Where a line in the listing below contains the word "peut", copy that line.

Saved entries
━━━━━━━━━━━━━━━━━━━━

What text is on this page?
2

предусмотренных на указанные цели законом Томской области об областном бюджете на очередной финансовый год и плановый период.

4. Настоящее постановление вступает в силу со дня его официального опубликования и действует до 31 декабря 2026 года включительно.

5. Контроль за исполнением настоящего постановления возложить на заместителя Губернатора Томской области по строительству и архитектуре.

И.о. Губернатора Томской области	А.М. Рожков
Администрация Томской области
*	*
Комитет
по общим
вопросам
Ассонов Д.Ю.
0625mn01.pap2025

━━━━━━━━━━━━━━━━━━━━

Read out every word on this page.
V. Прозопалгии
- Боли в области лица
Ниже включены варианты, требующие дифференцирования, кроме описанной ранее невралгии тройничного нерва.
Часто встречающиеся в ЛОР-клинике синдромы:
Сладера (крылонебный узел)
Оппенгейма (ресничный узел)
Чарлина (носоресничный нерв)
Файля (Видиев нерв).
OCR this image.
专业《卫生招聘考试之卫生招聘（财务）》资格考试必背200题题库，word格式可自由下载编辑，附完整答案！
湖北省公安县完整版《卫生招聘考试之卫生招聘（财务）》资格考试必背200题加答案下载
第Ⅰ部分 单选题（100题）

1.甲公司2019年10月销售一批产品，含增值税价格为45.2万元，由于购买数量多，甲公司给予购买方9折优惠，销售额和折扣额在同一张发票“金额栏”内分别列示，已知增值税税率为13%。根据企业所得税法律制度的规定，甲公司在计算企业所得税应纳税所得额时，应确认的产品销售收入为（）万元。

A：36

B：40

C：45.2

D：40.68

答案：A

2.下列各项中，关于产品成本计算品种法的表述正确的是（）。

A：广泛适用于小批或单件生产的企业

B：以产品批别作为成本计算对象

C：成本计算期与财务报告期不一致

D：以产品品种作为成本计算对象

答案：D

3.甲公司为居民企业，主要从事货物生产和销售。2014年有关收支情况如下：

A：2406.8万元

━━━━━━━━━━━━━━━━━━━━

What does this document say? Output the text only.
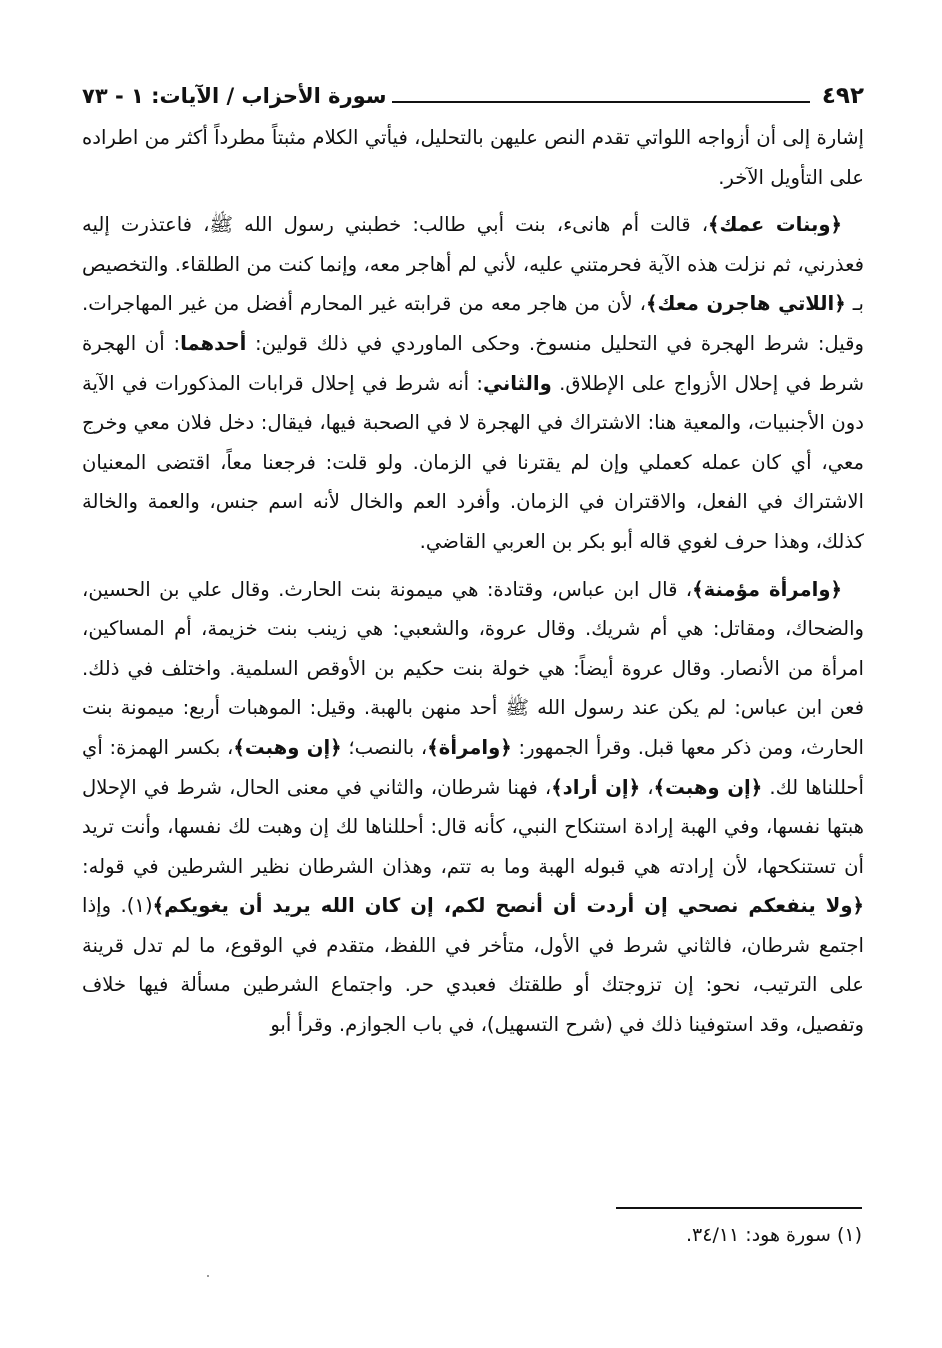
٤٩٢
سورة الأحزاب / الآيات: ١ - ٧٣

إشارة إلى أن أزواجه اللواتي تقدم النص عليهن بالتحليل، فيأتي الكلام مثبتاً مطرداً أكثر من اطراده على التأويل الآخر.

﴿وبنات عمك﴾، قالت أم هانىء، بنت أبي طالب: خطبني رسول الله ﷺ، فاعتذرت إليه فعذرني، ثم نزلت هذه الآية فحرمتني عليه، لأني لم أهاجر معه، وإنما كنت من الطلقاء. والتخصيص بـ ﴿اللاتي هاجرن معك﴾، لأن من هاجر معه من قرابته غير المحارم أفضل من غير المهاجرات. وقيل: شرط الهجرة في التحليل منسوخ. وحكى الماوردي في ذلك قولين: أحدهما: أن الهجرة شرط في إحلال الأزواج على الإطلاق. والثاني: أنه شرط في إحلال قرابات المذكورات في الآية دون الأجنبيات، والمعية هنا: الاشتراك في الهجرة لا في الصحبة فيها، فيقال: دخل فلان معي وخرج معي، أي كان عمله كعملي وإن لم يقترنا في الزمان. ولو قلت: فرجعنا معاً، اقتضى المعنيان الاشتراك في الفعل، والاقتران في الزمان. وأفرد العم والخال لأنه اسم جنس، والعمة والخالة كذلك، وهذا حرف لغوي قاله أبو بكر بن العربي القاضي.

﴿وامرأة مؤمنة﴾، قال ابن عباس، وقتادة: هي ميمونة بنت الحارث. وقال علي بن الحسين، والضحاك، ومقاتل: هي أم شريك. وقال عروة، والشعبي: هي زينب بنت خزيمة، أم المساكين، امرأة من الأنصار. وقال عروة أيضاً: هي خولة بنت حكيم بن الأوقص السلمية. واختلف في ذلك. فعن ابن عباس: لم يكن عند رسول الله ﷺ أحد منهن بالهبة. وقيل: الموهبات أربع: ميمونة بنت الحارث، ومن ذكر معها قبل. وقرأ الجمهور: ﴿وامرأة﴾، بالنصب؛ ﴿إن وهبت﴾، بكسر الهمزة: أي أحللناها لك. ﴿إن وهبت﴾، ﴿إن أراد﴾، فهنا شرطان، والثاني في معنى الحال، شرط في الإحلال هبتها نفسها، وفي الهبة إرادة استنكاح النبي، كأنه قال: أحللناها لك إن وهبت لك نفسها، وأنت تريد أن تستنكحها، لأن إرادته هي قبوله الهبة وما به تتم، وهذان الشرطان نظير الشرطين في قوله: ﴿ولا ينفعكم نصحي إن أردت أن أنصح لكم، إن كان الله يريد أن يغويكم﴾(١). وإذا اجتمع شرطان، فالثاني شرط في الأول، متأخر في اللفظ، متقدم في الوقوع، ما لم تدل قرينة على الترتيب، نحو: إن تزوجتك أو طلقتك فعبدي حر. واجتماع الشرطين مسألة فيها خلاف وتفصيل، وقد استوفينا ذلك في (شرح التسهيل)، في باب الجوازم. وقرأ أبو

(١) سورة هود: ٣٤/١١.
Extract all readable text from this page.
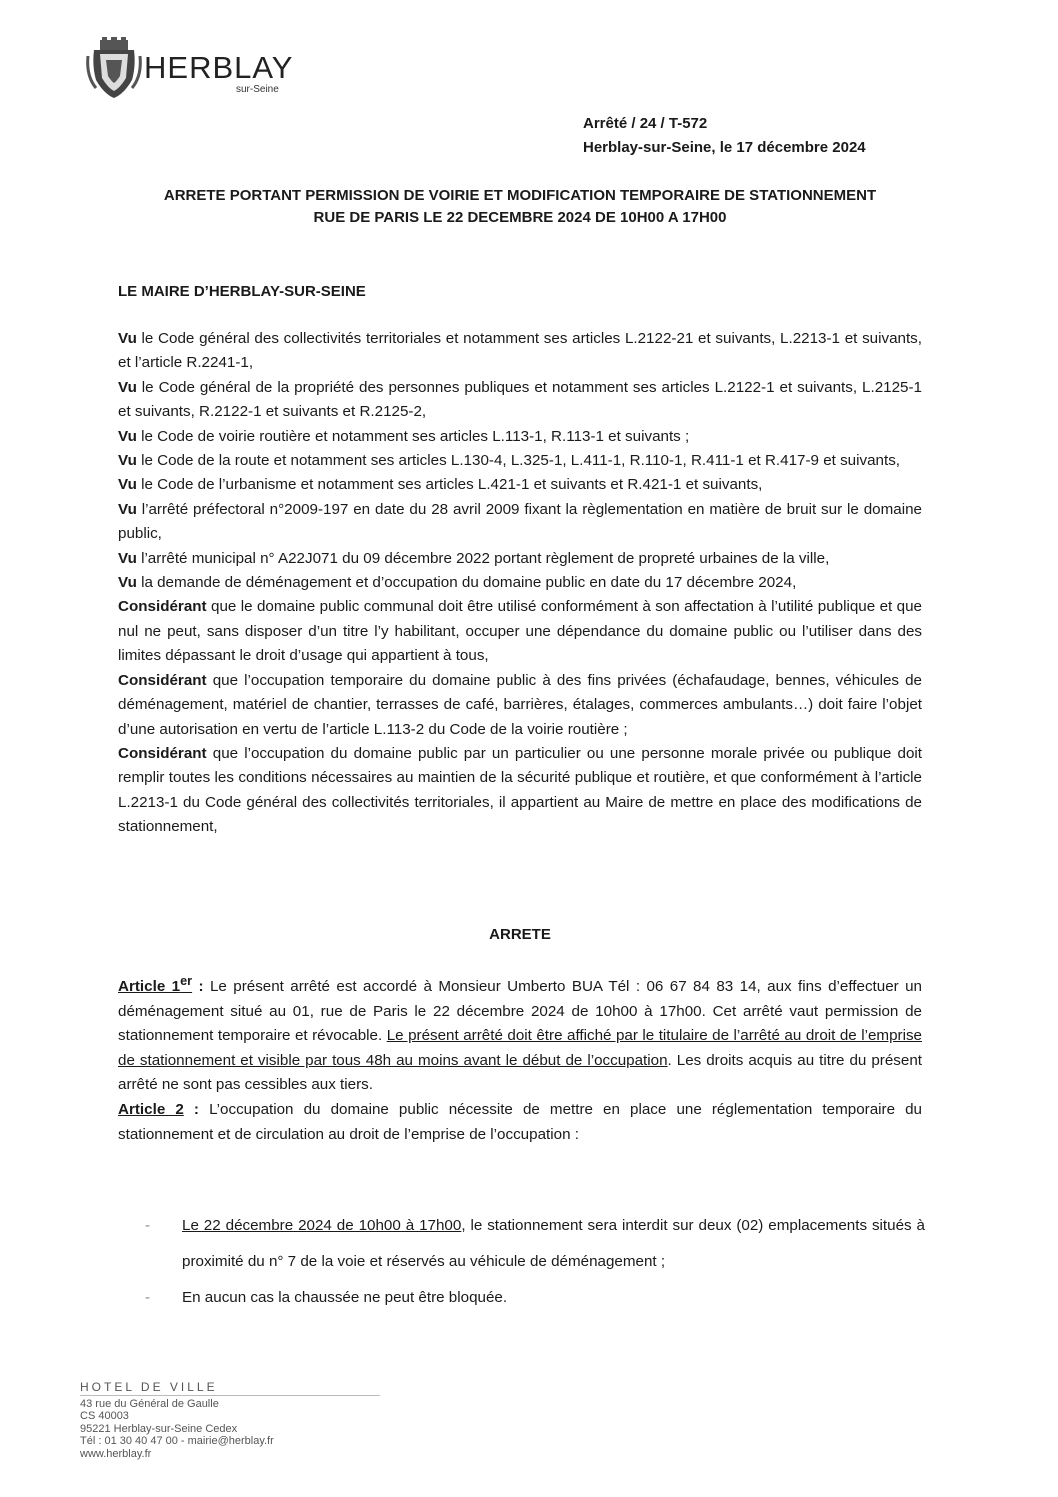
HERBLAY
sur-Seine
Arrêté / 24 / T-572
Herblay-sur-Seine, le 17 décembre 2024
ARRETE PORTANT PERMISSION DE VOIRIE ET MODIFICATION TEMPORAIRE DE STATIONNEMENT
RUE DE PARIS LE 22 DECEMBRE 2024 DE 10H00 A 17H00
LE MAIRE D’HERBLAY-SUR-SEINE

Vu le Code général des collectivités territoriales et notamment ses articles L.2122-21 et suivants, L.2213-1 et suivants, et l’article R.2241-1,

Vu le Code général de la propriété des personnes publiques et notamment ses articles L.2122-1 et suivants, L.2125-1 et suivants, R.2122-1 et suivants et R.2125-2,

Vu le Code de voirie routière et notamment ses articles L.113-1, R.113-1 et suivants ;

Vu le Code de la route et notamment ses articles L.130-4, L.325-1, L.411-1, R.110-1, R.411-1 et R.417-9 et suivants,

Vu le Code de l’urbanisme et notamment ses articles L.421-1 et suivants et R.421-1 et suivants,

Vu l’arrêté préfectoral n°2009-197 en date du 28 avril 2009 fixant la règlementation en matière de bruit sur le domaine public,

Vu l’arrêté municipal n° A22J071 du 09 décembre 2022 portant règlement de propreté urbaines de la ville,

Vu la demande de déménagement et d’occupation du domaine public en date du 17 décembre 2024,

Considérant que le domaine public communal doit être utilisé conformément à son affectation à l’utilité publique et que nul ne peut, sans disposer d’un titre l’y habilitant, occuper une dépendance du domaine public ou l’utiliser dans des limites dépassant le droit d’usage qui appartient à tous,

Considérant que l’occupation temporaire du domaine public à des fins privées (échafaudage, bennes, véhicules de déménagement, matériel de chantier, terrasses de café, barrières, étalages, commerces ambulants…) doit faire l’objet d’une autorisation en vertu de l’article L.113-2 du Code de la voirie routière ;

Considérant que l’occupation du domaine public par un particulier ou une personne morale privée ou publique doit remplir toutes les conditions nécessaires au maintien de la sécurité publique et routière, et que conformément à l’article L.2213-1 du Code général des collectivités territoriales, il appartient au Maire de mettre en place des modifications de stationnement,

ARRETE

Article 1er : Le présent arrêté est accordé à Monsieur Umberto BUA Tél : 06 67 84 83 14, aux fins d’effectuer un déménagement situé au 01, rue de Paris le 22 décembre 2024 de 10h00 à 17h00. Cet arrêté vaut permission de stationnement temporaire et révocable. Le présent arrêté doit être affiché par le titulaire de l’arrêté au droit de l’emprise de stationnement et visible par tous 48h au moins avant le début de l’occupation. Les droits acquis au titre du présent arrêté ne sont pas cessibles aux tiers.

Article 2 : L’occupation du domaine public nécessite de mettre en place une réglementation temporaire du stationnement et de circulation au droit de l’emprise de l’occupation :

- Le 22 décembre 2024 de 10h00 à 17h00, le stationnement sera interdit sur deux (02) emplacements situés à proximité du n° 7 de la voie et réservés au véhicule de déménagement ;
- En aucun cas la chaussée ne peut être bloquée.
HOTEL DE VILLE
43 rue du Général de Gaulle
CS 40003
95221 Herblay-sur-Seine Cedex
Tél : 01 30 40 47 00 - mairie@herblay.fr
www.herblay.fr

━━━━━━━━━━━━━━━━━━━━

* EXERCISE OUTPUT
Considérant que le domaine public communal doit être utilisé conformément à son affectation à l’utilité publique et que nul ne peut, sans disposer d’un titre l’y habilitant, occuper une dépendance du domaine public ou l’utiliser dans des limites dépassant le droit d’usage qui appartient à tous,
- En aucun cas la chaussée ne peut être bloquée.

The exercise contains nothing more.